(begin)

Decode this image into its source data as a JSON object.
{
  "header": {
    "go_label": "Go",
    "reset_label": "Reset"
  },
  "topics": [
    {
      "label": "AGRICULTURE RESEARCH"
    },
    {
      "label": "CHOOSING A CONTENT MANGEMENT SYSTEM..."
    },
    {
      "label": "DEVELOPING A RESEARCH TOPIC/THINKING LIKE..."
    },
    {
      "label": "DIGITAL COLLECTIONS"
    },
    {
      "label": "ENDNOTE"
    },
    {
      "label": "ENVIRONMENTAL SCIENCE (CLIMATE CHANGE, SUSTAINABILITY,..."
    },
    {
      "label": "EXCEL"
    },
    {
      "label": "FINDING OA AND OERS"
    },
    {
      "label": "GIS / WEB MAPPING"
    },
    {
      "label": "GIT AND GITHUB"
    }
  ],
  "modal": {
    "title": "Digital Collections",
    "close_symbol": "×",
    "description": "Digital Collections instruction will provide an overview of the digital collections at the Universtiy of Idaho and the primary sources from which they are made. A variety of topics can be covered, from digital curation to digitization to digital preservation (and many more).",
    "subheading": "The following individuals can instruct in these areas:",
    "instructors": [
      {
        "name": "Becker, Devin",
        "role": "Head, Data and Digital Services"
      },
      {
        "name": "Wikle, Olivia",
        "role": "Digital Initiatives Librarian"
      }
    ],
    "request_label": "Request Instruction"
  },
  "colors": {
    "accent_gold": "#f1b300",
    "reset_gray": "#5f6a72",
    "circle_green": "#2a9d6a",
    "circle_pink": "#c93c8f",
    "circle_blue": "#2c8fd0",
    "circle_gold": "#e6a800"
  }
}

(end)

YOUR TASK:
All of the data needs to be printed once more, exactly.

WRITTEN RESPONSE:
Decode this image into its source data as a JSON object.
{
  "header": {
    "go_label": "Go",
    "reset_label": "Reset"
  },
  "topics": [
    {
      "label": "AGRICULTURE RESEARCH"
    },
    {
      "label": "CHOOSING A CONTENT MANGEMENT SYSTEM..."
    },
    {
      "label": "DEVELOPING A RESEARCH TOPIC/THINKING LIKE..."
    },
    {
      "label": "DIGITAL COLLECTIONS"
    },
    {
      "label": "ENDNOTE"
    },
    {
      "label": "ENVIRONMENTAL SCIENCE (CLIMATE CHANGE, SUSTAINABILITY,..."
    },
    {
      "label": "EXCEL"
    },
    {
      "label": "FINDING OA AND OERS"
    },
    {
      "label": "GIS / WEB MAPPING"
    },
    {
      "label": "GIT AND GITHUB"
    }
  ],
  "modal": {
    "title": "Digital Collections",
    "close_symbol": "×",
    "description": "Digital Collections instruction will provide an overview of the digital collections at the Universtiy of Idaho and the primary sources from which they are made. A variety of topics can be covered, from digital curation to digitization to digital preservation (and many more).",
    "subheading": "The following individuals can instruct in these areas:",
    "instructors": [
      {
        "name": "Becker, Devin",
        "role": "Head, Data and Digital Services"
      },
      {
        "name": "Wikle, Olivia",
        "role": "Digital Initiatives Librarian"
      }
    ],
    "request_label": "Request Instruction"
  },
  "colors": {
    "accent_gold": "#f1b300",
    "reset_gray": "#5f6a72",
    "circle_green": "#2a9d6a",
    "circle_pink": "#c93c8f",
    "circle_blue": "#2c8fd0",
    "circle_gold": "#e6a800"
  }
}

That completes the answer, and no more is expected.